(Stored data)
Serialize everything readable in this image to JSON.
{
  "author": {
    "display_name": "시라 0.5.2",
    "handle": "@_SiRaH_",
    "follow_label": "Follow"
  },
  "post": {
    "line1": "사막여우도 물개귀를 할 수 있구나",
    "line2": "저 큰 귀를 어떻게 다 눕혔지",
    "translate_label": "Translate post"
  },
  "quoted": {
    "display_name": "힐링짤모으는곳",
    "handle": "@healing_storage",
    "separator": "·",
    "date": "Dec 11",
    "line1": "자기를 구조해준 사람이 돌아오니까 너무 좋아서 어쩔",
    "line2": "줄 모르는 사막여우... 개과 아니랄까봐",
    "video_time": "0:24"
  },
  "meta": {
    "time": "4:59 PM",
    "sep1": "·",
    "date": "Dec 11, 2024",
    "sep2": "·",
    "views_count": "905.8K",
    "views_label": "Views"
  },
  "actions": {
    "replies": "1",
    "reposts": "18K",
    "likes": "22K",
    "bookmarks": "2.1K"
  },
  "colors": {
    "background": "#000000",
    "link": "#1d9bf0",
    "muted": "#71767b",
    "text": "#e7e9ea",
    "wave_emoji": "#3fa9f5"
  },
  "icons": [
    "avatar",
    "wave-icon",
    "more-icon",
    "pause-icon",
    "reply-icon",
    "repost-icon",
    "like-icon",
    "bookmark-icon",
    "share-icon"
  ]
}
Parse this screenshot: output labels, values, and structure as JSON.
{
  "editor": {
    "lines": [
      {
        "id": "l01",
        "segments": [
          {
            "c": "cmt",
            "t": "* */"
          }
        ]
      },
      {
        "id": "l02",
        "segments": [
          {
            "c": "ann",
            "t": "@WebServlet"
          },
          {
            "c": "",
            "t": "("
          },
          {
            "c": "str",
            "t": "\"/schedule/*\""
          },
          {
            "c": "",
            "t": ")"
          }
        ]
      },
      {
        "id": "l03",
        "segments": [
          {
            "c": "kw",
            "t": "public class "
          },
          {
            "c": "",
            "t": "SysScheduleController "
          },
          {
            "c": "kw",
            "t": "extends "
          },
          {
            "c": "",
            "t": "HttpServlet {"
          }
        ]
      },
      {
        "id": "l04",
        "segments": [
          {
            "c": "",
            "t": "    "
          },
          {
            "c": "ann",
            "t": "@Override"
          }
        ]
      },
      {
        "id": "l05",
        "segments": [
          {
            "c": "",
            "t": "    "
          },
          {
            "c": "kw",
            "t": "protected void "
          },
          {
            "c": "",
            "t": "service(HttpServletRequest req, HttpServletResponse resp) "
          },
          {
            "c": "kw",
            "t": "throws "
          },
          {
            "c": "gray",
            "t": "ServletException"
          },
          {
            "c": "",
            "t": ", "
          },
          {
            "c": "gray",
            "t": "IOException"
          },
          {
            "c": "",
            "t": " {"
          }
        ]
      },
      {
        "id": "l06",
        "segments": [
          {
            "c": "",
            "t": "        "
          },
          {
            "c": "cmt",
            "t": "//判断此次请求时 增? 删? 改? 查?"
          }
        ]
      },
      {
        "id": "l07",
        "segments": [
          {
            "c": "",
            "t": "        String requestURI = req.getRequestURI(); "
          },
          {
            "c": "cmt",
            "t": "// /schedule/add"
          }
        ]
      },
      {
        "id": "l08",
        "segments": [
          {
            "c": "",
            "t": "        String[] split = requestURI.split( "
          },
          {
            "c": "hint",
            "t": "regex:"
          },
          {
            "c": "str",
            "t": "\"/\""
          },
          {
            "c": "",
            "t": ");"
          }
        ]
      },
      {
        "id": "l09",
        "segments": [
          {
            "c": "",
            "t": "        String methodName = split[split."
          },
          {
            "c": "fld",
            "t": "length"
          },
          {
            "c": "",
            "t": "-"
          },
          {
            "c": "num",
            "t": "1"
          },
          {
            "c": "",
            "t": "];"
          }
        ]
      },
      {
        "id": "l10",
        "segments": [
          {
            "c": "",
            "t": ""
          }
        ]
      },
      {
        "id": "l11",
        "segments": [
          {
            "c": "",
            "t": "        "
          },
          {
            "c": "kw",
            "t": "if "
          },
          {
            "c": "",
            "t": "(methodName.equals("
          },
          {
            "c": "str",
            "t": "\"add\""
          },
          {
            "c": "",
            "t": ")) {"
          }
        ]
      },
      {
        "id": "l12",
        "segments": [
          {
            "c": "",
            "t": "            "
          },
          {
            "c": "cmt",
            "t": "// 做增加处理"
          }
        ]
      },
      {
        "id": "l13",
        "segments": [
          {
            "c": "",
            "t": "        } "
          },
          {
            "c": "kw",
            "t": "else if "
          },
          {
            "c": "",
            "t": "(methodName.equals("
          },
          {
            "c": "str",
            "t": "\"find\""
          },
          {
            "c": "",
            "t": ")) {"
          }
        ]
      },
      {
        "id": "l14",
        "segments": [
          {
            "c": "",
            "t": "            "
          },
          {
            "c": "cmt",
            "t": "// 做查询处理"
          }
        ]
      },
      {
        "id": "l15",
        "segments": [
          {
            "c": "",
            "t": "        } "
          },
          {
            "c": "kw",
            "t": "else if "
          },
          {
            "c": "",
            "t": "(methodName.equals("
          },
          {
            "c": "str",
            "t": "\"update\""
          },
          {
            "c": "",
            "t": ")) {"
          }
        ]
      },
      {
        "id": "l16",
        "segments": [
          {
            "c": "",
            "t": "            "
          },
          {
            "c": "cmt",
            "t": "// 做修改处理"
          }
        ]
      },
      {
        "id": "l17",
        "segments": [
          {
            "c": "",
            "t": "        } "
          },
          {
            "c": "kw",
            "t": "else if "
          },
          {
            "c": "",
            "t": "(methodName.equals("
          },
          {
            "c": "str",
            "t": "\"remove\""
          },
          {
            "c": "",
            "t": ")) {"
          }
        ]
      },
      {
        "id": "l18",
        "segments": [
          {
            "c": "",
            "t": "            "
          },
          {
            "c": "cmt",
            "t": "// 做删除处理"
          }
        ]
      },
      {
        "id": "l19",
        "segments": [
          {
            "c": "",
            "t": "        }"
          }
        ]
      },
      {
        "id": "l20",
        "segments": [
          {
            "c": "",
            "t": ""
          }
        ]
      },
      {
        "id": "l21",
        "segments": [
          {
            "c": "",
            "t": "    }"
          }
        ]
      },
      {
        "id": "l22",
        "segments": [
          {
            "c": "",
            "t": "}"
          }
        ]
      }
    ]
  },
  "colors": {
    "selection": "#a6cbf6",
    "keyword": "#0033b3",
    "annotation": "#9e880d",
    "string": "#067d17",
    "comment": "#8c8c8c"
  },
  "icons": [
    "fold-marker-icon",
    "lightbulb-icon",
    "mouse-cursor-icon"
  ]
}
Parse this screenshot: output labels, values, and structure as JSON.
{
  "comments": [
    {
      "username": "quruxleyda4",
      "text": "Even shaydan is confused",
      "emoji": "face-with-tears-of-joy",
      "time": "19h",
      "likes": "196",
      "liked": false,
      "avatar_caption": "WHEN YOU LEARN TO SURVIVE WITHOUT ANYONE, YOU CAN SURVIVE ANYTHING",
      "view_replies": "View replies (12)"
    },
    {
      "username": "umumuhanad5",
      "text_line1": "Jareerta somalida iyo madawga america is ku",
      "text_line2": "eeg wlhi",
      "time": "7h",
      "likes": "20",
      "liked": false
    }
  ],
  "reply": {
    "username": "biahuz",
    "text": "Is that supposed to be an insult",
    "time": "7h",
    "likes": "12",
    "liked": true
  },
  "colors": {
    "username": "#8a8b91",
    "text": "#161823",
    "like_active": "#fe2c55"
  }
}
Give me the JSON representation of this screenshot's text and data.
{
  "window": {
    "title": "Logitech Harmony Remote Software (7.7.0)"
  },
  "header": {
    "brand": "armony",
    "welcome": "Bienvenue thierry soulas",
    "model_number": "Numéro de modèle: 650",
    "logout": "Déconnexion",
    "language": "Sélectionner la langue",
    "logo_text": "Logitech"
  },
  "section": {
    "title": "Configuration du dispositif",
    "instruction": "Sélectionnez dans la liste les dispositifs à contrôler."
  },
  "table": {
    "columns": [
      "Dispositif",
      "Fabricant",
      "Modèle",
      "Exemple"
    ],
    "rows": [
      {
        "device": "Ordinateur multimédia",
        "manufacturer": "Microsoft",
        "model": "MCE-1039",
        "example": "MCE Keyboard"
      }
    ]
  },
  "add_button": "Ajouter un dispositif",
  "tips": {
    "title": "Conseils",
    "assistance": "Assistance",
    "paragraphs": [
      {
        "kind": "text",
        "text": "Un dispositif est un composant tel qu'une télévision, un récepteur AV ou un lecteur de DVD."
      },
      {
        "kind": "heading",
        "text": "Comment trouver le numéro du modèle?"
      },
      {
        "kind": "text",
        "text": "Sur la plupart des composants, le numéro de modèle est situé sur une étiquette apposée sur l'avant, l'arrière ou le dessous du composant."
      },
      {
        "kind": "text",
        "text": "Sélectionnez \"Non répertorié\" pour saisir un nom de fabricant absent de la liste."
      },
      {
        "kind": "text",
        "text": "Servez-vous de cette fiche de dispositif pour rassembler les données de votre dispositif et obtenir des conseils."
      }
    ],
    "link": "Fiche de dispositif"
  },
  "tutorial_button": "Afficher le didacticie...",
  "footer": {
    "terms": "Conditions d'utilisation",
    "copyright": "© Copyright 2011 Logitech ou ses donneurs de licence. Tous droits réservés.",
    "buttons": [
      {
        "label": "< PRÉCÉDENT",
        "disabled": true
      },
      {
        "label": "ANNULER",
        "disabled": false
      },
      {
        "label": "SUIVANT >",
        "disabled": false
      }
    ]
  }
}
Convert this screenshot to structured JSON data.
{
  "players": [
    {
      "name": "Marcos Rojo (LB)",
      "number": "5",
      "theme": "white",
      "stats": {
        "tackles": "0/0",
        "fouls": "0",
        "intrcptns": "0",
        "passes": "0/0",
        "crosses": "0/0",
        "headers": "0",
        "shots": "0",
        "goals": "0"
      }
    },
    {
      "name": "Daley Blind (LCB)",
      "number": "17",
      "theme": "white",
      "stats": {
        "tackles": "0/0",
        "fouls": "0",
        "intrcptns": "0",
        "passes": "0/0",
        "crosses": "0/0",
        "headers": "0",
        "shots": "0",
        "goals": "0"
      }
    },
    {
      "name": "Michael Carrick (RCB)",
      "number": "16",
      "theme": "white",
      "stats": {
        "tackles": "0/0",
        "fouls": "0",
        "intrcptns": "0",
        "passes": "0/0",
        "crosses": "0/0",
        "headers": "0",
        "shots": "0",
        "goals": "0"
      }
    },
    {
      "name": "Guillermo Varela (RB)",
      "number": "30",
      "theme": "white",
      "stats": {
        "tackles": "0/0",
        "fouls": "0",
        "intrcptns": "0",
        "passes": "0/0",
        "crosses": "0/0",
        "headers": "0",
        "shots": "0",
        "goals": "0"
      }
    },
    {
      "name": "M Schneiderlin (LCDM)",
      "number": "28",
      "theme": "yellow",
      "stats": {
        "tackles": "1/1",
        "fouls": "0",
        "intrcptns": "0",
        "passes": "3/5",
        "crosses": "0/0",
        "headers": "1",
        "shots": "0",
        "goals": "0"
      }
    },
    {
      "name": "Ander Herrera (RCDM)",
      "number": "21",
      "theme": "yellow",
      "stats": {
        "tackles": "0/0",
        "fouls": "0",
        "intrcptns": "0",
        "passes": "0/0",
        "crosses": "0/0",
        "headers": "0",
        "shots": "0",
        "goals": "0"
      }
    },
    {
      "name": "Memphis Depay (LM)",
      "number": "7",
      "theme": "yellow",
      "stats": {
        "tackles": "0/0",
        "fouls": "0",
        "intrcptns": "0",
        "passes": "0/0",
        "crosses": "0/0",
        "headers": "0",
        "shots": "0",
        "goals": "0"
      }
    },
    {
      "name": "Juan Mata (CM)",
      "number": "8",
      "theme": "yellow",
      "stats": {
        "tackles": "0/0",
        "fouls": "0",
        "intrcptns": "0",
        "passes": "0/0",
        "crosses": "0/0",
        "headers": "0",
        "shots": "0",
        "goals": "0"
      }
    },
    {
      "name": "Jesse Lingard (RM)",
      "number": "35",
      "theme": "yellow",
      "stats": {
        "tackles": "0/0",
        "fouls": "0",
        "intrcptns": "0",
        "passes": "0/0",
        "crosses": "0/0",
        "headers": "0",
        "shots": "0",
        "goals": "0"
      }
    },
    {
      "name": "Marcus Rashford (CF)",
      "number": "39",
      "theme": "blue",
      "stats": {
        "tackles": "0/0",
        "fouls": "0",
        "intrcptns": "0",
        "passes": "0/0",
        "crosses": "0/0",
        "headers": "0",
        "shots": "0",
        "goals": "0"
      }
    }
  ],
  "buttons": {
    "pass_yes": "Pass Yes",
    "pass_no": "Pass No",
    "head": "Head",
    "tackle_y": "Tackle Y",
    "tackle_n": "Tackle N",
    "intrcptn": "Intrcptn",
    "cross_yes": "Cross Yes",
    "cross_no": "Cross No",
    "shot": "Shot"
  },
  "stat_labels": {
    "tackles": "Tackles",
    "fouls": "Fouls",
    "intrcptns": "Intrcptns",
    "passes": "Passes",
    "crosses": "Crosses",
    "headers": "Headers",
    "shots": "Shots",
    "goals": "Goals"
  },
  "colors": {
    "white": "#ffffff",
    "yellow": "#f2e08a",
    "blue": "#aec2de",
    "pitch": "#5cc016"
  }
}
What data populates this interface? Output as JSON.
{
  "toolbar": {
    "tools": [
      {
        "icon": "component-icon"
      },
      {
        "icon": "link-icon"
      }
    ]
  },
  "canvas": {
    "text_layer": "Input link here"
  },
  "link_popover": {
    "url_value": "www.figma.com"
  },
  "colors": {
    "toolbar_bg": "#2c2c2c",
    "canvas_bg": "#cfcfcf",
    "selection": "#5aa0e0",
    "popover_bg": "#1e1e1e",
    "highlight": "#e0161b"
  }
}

GIVEN REQUEST
List every line above that contains the word "title".

CORRECT OUTPUT
    "title": "Logitech Harmony Remote Software (7.7.0)"
    "title": "Configuration du dispositif",
    "title": "Conseils",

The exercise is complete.